What you need to do: Where a line in the listing below contains the word "Stock", copy that line.

[Rows from a figure dataset]
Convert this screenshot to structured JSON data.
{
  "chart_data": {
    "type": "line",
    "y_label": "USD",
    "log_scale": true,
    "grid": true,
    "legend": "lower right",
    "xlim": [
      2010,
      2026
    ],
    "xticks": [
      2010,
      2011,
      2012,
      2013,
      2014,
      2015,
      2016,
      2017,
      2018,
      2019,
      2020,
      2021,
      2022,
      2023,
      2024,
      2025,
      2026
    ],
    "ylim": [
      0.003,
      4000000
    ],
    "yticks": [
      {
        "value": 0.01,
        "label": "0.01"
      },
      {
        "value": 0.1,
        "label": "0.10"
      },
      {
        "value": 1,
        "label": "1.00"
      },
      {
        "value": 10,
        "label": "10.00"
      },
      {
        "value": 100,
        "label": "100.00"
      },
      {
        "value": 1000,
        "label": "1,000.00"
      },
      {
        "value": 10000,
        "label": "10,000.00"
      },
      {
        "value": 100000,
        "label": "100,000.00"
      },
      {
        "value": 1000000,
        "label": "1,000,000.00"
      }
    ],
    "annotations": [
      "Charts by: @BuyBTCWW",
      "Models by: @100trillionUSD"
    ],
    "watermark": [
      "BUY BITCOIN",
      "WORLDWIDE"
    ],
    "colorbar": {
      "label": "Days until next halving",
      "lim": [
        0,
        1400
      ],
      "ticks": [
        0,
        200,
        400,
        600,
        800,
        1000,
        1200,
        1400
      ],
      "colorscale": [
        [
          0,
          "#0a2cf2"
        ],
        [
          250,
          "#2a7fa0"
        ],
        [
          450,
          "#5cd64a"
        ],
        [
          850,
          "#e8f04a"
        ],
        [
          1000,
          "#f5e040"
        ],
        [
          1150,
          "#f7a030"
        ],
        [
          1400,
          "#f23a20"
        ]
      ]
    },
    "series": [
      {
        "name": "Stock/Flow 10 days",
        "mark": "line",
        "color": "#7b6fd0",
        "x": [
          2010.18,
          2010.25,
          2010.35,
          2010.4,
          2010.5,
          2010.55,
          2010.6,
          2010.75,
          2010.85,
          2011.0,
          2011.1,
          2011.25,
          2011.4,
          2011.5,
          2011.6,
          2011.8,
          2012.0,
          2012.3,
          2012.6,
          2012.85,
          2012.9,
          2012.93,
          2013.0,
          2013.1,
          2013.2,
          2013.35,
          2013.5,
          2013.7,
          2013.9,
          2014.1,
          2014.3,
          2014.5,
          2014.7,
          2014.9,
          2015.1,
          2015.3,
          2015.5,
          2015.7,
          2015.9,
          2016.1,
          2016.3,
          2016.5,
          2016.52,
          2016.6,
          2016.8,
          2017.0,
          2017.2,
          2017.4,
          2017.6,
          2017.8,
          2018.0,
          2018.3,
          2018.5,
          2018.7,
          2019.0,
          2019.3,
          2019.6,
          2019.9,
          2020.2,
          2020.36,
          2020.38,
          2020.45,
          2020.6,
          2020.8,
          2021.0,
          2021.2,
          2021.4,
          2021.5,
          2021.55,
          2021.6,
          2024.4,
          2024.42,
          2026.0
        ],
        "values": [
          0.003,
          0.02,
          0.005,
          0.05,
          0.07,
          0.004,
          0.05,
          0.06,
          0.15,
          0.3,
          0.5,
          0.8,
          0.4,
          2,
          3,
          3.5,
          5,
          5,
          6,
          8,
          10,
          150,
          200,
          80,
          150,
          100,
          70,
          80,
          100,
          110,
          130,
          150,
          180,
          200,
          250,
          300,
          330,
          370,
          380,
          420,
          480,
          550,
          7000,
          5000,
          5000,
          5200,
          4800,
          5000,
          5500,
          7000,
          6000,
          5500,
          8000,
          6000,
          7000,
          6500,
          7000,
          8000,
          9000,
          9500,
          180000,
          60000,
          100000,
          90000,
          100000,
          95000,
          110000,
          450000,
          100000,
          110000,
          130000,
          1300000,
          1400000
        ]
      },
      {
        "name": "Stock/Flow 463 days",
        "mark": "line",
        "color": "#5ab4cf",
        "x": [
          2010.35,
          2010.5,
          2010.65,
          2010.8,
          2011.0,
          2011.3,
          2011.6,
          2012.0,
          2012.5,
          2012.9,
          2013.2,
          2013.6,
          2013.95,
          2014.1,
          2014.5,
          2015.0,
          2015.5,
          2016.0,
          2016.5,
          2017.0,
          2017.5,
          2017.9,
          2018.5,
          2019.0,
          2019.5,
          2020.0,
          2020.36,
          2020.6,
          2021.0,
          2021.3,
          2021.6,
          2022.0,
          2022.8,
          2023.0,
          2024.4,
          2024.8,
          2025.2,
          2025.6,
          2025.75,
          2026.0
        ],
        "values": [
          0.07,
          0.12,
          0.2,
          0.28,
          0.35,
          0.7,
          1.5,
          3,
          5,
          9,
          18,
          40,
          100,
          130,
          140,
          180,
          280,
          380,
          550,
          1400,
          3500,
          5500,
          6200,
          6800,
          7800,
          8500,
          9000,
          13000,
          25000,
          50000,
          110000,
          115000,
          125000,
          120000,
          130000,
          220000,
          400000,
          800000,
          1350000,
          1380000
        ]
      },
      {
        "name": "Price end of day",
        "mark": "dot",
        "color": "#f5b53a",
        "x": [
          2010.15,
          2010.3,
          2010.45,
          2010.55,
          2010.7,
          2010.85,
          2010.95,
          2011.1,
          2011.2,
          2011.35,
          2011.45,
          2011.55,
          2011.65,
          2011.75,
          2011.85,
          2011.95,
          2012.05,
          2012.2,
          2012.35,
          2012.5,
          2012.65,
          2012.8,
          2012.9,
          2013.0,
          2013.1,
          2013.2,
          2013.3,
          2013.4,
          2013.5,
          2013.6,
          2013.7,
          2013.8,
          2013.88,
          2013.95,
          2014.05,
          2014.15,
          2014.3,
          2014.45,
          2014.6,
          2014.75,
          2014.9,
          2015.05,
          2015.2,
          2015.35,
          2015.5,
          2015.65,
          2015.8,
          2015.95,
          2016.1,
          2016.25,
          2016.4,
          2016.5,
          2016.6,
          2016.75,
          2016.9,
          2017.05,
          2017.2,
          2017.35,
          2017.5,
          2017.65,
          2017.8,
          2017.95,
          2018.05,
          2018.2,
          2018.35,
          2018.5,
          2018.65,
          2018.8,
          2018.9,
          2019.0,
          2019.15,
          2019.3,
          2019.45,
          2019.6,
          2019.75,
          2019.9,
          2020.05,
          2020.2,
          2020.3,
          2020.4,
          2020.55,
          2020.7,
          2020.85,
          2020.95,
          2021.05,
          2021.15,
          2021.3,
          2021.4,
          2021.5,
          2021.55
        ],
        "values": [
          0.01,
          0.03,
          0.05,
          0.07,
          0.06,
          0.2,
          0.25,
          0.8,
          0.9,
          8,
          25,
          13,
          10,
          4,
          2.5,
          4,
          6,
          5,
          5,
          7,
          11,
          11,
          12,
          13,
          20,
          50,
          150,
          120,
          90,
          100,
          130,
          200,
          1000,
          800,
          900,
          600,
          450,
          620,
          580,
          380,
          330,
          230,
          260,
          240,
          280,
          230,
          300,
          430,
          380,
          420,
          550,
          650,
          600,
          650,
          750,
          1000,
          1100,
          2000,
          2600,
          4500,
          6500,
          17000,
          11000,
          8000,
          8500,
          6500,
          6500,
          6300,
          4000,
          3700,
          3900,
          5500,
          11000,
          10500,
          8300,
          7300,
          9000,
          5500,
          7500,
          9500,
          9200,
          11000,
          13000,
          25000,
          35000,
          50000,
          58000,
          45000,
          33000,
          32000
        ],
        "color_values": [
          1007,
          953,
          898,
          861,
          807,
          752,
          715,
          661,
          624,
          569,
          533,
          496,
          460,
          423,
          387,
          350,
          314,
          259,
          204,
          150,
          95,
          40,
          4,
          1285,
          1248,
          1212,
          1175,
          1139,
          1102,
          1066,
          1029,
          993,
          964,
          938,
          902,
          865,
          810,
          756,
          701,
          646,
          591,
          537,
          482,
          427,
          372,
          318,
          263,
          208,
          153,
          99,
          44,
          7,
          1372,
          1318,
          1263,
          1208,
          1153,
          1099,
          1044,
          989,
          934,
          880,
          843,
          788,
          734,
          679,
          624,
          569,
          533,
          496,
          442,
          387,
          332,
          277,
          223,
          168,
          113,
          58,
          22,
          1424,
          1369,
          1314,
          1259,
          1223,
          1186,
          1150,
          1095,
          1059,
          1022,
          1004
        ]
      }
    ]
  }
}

...

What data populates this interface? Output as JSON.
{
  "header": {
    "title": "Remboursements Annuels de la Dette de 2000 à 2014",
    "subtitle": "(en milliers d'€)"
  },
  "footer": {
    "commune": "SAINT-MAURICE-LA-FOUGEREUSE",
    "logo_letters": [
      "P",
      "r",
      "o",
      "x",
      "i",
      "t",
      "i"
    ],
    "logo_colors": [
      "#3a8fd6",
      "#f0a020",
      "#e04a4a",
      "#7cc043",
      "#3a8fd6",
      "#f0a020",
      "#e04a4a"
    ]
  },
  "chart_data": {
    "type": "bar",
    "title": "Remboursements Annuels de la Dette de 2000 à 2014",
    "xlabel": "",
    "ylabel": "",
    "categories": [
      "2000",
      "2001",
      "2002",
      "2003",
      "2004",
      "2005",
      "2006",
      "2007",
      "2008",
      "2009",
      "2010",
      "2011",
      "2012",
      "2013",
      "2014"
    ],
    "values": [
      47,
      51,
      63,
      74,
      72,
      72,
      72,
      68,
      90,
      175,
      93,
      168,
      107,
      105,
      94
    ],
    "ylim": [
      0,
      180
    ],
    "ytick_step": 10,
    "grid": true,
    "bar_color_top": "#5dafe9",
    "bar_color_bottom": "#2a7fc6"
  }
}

Response to the task:
        "name": "Stock/Flow 10 days",
        "name": "Stock/Flow 463 days",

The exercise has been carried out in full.